**Challenge:**
Where a line below holds the string "hijos", copy that line.

------ Provided material

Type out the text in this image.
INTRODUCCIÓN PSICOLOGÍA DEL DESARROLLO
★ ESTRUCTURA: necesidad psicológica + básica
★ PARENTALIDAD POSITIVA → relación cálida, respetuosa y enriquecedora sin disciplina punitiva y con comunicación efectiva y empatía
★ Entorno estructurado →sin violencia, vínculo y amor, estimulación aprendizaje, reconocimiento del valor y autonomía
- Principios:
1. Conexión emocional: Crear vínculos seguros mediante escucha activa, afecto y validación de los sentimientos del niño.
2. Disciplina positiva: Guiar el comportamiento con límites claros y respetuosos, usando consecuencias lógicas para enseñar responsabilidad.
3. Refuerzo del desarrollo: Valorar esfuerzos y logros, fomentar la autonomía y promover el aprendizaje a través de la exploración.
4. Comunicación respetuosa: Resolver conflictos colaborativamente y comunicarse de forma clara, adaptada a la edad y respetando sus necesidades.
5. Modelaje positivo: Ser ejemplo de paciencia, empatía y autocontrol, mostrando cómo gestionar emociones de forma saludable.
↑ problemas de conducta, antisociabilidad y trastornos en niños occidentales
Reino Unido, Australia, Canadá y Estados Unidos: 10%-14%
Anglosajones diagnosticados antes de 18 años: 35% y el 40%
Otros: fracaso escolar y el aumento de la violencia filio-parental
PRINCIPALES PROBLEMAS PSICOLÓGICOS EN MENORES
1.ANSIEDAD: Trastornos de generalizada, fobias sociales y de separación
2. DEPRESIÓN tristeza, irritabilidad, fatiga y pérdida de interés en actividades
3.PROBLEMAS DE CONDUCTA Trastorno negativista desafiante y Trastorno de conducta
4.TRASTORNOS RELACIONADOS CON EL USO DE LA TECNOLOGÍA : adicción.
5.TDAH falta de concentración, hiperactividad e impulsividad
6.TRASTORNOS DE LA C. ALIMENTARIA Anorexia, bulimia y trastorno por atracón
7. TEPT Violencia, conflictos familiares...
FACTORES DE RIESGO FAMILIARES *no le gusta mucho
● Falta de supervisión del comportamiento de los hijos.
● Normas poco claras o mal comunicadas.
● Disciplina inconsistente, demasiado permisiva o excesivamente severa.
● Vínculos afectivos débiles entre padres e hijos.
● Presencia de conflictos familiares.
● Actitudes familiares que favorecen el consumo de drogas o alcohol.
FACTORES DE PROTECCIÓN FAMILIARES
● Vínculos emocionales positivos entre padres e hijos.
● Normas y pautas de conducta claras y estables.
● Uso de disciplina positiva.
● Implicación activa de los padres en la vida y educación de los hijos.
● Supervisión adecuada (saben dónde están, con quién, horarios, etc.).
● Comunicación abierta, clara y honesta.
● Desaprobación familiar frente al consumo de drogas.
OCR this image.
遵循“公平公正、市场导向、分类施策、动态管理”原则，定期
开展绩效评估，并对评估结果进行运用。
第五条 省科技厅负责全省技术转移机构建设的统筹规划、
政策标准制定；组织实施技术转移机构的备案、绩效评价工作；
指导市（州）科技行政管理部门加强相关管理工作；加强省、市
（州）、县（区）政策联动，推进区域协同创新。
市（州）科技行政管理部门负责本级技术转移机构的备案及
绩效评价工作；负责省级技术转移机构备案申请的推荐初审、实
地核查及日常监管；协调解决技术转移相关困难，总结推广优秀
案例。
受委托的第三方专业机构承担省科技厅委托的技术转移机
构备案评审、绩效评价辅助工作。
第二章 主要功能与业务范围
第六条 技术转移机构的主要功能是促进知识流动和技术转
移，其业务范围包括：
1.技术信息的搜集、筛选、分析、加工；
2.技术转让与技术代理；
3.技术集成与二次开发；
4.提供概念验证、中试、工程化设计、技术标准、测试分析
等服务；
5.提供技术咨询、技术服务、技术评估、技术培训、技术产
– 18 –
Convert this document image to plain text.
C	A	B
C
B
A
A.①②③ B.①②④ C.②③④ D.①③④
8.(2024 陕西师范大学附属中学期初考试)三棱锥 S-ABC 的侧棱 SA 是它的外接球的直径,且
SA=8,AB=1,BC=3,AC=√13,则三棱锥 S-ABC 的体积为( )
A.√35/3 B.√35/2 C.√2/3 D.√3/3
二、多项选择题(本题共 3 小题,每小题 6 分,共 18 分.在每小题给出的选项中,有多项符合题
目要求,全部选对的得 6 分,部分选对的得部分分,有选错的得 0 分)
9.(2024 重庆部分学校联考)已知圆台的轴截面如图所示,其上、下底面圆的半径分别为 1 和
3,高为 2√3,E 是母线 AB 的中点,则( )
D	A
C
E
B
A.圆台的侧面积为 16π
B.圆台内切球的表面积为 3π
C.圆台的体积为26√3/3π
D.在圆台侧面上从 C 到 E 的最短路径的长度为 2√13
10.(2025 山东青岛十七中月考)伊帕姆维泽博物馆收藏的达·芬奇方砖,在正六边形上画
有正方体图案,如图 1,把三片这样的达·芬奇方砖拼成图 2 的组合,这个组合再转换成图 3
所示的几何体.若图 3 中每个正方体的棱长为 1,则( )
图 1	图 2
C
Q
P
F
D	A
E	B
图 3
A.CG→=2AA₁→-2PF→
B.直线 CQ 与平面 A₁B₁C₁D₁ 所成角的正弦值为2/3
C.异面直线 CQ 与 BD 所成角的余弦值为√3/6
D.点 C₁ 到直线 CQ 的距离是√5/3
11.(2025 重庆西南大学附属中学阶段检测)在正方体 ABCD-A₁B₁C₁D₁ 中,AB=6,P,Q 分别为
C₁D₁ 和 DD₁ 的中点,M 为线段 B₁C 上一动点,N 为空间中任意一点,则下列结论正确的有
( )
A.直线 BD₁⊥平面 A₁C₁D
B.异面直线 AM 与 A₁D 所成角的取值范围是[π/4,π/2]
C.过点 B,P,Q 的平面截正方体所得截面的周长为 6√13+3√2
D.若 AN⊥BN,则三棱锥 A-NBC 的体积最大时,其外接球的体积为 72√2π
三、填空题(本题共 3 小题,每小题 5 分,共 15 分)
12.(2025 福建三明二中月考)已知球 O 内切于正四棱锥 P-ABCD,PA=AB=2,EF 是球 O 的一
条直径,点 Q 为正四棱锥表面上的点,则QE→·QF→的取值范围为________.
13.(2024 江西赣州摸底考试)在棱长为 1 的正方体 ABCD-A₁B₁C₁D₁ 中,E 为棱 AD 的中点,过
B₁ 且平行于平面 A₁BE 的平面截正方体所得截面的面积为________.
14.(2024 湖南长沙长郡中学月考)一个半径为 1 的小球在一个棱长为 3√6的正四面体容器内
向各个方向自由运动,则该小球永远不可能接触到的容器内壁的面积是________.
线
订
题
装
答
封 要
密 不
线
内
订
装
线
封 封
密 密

------------

**Written reply:**
● Falta de supervisión del comportamiento de los hijos.
● Vínculos afectivos débiles entre padres e hijos.
● Vínculos emocionales positivos entre padres e hijos.
● Implicación activa de los padres en la vida y educación de los hijos.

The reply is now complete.